Written problem — For each line below that includes the word "PINEDA", make a copy.

## begin

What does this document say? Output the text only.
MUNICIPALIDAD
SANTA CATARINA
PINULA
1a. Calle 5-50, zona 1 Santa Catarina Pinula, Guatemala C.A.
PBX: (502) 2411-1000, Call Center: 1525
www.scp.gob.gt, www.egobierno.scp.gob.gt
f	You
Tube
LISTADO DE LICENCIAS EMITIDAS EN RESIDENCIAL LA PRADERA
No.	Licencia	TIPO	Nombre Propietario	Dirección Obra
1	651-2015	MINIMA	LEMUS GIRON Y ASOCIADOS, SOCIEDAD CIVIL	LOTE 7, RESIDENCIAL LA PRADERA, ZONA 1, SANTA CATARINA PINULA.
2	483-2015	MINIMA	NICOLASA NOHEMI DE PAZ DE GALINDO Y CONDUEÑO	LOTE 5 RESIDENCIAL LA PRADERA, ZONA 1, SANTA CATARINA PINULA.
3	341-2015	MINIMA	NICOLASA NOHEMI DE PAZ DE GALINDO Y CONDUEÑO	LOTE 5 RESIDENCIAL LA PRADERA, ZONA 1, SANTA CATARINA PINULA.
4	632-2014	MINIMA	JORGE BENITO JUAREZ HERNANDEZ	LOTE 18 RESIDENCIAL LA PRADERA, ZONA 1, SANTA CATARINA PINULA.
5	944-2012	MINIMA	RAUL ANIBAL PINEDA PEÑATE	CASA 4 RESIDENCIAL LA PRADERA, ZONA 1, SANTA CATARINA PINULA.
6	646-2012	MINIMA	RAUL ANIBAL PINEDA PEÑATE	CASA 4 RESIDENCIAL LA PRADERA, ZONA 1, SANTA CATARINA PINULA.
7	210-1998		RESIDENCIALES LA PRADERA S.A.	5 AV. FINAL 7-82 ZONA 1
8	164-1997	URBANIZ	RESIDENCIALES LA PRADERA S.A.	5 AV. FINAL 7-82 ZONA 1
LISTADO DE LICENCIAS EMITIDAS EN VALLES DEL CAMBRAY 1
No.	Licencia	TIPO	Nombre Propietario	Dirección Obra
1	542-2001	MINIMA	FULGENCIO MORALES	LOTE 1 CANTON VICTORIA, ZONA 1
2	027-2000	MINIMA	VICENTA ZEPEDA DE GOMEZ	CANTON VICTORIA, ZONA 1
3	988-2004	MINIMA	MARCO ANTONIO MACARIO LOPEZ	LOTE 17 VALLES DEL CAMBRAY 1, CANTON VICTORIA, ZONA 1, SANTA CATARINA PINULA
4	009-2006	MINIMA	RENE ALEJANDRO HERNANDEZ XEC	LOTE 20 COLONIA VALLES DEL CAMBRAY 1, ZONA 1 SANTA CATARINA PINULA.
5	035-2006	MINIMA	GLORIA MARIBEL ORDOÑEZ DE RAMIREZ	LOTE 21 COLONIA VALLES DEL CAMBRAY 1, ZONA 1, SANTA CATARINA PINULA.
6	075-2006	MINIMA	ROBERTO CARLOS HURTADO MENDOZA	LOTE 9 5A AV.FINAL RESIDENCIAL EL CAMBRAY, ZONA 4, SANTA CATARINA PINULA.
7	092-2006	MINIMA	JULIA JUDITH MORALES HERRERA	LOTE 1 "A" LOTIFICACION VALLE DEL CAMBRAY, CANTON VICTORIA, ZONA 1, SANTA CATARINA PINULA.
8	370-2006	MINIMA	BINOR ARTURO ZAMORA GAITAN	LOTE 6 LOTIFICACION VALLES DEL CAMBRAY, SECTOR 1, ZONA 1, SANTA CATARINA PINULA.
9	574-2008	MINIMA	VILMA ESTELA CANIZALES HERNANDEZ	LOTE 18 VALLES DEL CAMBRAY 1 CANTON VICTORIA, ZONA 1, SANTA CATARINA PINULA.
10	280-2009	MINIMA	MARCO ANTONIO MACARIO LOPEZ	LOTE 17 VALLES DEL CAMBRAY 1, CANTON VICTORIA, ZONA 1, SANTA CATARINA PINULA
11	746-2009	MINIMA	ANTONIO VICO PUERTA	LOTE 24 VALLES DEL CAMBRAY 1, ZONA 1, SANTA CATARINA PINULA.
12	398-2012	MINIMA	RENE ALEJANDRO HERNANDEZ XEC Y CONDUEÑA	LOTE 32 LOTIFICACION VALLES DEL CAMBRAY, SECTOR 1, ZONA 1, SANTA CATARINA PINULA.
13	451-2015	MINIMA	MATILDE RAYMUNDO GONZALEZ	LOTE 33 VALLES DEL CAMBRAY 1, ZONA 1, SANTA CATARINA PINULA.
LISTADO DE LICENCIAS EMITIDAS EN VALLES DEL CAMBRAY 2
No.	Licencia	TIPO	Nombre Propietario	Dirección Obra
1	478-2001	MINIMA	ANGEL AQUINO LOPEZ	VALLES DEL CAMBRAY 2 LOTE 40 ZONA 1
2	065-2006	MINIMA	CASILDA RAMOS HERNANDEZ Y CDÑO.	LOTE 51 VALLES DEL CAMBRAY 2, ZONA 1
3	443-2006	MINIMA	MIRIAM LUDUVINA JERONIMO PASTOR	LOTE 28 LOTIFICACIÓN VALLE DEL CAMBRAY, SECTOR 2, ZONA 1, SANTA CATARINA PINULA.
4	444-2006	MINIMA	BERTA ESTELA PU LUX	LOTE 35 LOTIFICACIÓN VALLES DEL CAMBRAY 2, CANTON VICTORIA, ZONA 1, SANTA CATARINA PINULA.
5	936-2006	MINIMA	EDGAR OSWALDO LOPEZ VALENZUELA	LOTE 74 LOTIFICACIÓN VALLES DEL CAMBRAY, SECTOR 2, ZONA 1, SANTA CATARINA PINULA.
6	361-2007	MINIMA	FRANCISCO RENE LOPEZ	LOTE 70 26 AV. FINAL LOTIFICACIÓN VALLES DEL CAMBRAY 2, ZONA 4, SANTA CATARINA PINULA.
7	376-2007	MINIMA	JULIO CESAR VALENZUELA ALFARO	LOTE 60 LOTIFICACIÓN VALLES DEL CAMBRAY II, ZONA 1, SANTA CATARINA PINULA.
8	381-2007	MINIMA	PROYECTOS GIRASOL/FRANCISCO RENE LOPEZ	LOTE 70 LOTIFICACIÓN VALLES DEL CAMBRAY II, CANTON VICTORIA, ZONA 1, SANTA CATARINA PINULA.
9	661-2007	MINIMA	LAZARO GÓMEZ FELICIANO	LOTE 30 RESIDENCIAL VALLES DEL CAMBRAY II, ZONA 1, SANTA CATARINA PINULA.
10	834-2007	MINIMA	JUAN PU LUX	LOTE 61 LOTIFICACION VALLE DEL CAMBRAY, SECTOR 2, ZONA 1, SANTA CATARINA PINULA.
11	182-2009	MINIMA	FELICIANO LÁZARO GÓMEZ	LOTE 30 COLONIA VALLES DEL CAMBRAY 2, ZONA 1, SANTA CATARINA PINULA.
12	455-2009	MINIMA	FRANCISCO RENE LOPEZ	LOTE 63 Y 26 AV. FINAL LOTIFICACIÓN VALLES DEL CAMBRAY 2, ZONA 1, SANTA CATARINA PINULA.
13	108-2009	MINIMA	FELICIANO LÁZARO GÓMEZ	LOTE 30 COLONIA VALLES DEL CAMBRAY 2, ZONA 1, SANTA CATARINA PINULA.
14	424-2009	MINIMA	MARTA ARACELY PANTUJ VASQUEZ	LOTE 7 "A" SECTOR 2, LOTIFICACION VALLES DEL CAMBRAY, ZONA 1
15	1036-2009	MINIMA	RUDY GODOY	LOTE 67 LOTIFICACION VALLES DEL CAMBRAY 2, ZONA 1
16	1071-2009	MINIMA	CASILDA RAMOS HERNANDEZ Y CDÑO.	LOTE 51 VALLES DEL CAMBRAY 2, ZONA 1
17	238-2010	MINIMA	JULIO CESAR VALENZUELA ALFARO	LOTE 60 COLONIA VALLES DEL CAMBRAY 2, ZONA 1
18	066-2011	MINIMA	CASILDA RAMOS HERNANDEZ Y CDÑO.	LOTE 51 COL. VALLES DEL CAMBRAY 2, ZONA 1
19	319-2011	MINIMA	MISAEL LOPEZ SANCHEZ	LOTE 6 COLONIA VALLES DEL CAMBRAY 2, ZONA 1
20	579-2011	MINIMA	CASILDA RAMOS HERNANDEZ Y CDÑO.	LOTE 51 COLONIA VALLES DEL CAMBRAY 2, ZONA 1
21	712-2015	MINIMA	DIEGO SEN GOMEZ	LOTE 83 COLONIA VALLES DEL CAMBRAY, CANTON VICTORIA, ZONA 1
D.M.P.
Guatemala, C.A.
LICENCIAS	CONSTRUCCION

## end

Solution for this task —
5	944-2012	MINIMA	RAUL ANIBAL PINEDA PEÑATE	CASA 4 RESIDENCIAL LA PRADERA, ZONA 1, SANTA CATARINA PINULA.
6	646-2012	MINIMA	RAUL ANIBAL PINEDA PEÑATE	CASA 4 RESIDENCIAL LA PRADERA, ZONA 1, SANTA CATARINA PINULA.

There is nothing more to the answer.